(YOUR INSTRUCTIONS)
Extract all lines containing "Working".

(Stored data)
_ _ _
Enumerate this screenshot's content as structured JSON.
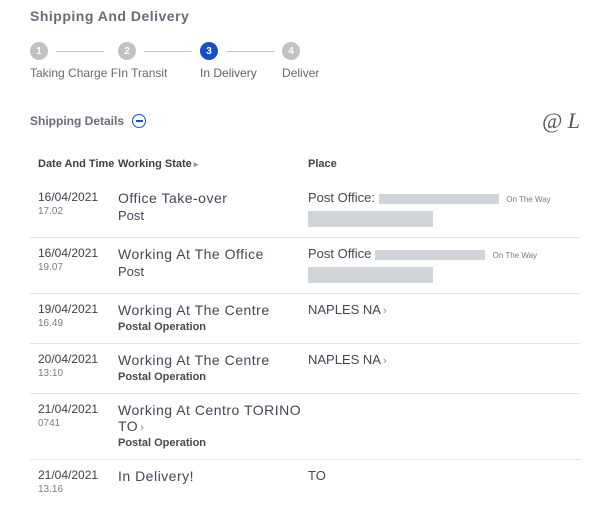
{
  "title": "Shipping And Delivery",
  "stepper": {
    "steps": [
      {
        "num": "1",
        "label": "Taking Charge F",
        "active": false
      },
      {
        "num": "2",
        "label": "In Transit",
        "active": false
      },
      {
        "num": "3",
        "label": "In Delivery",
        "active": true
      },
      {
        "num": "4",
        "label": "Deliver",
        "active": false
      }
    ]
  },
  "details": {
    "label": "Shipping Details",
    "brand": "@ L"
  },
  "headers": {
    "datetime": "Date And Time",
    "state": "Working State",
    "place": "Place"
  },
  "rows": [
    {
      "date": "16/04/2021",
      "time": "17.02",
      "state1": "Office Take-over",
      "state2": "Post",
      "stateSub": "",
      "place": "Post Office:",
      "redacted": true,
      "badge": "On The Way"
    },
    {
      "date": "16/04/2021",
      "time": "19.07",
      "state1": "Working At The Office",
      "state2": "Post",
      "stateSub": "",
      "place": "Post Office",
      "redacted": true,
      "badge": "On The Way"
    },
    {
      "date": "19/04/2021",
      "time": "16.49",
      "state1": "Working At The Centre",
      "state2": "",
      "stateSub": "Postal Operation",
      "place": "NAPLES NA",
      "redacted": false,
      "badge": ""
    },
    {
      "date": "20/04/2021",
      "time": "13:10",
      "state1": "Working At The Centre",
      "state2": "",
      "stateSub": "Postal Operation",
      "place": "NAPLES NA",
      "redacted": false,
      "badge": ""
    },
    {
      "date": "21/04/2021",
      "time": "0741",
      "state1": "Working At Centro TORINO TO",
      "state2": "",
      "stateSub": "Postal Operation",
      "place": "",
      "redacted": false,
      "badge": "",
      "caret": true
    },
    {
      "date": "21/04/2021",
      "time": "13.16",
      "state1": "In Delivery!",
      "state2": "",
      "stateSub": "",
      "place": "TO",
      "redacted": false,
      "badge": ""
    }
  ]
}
_ _ _
(ANSWER TO THE PROBLEM)
    "state": "Working State",
      "state1": "Working At The Office",
      "state1": "Working At The Centre",
      "state1": "Working At The Centre",
      "state1": "Working At Centro TORINO TO",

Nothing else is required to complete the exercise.